Data to use:
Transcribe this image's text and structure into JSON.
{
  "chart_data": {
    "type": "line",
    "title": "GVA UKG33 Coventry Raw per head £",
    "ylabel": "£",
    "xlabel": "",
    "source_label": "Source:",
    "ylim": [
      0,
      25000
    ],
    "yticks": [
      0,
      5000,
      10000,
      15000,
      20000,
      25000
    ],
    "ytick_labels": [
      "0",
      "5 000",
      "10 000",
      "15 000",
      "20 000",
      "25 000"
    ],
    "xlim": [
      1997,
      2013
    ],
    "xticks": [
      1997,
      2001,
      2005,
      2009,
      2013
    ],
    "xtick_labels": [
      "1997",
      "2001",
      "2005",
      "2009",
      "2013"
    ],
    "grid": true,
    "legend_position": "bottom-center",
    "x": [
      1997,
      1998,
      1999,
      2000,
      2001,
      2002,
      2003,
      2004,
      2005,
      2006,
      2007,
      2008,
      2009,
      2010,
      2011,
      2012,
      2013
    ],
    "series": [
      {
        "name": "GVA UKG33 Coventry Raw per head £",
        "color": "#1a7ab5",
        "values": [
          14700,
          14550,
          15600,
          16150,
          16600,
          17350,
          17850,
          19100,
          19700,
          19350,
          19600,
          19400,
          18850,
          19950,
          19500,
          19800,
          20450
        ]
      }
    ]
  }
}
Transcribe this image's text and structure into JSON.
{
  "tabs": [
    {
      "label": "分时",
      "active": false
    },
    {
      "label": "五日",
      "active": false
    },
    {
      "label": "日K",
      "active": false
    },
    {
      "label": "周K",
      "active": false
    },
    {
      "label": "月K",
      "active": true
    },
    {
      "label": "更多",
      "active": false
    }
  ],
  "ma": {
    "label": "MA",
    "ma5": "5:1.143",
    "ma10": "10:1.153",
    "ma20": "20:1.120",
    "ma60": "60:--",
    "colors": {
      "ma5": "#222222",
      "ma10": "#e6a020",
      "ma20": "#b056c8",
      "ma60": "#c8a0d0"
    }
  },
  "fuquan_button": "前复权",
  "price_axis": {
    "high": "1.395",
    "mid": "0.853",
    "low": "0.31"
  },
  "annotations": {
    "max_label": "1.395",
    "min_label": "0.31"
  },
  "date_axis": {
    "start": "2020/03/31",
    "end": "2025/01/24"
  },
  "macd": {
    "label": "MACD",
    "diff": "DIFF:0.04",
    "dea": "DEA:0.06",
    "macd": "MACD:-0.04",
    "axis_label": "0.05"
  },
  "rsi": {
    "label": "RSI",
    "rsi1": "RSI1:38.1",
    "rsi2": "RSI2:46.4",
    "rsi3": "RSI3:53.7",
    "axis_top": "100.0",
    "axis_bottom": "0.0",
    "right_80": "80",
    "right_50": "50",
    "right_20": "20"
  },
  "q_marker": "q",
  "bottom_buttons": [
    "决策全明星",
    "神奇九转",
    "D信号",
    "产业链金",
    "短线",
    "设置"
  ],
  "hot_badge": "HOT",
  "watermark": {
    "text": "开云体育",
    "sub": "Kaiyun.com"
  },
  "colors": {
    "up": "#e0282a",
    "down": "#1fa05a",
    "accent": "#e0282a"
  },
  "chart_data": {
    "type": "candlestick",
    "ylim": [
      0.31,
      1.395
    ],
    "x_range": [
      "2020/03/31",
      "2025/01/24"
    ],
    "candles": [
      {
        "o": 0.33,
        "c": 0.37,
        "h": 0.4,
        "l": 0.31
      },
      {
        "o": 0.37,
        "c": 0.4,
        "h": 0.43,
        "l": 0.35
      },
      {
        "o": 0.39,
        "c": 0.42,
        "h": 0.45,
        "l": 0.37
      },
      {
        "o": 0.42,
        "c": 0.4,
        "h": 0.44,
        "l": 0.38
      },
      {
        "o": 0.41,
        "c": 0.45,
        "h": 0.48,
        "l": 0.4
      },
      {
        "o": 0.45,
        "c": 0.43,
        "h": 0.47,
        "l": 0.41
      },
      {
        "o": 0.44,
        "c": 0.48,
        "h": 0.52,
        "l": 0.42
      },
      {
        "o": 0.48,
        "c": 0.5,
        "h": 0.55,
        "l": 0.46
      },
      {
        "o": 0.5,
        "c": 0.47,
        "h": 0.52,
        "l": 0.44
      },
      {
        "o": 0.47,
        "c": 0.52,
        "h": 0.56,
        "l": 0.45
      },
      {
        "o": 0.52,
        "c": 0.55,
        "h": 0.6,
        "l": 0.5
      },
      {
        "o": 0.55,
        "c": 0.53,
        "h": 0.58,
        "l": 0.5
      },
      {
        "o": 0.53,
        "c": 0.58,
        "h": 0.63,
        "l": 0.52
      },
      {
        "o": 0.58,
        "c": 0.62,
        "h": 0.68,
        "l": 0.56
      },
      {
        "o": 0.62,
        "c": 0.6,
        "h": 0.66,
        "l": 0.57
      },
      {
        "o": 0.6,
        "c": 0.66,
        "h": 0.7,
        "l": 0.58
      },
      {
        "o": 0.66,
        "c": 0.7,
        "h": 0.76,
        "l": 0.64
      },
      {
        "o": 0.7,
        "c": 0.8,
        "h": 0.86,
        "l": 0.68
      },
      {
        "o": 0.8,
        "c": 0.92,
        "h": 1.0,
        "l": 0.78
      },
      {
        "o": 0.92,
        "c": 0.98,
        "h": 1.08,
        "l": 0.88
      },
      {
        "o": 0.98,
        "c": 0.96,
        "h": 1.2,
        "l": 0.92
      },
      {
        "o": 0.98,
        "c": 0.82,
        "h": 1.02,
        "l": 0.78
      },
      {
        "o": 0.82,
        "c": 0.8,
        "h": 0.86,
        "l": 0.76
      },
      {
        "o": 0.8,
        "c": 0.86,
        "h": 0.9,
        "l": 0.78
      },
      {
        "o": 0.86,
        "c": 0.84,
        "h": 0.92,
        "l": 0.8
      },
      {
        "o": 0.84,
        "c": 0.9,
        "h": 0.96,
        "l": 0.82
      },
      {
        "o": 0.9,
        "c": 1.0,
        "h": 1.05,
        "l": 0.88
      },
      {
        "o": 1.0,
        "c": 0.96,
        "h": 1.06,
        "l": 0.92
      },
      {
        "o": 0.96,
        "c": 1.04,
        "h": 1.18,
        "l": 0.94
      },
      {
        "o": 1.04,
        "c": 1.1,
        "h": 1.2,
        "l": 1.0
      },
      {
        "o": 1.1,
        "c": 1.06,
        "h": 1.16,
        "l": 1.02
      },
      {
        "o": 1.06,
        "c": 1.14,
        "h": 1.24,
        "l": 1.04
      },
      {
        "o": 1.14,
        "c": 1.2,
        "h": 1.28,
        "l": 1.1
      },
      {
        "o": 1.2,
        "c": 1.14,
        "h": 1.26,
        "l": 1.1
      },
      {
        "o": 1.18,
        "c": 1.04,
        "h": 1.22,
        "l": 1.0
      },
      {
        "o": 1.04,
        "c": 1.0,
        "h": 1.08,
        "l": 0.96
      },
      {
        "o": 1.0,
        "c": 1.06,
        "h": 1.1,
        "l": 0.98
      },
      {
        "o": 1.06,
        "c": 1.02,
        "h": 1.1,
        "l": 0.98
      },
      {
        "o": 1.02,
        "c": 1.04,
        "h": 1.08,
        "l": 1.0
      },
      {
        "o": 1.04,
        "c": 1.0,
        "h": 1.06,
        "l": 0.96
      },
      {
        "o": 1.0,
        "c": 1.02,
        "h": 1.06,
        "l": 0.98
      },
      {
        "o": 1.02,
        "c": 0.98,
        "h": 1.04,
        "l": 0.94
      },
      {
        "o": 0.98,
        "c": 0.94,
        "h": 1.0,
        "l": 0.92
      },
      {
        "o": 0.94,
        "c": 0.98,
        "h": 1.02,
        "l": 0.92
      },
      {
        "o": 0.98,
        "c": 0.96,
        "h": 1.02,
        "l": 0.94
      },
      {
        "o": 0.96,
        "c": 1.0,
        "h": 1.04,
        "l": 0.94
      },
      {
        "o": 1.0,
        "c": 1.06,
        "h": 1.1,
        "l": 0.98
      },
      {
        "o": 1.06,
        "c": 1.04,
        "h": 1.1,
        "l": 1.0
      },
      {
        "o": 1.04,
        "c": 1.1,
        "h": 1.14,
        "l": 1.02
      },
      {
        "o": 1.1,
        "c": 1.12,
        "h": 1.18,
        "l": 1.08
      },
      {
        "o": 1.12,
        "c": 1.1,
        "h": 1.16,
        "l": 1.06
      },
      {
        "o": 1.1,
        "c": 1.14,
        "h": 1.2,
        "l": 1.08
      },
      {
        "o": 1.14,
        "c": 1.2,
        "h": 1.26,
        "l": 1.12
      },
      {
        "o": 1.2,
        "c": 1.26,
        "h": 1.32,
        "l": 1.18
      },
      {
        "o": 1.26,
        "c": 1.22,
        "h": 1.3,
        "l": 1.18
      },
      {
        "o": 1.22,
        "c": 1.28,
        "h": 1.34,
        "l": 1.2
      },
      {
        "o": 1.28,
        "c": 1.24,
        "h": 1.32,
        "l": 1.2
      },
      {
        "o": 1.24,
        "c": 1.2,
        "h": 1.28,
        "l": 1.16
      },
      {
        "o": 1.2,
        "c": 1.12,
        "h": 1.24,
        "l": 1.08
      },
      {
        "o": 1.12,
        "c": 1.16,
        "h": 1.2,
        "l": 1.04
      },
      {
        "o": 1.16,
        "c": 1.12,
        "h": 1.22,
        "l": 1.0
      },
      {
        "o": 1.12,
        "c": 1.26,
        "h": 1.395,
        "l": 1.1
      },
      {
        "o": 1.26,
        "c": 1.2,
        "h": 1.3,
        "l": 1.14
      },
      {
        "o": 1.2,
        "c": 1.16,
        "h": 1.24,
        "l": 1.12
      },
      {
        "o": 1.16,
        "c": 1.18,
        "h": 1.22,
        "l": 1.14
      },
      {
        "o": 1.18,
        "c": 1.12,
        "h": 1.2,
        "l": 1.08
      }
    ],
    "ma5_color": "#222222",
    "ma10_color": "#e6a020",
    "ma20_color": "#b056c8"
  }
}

Task objective: From the data above, copy each line that holds "Coventry".

Solved problem:
    "title": "GVA UKG33 Coventry Raw per head £",
        "name": "GVA UKG33 Coventry Raw per head £",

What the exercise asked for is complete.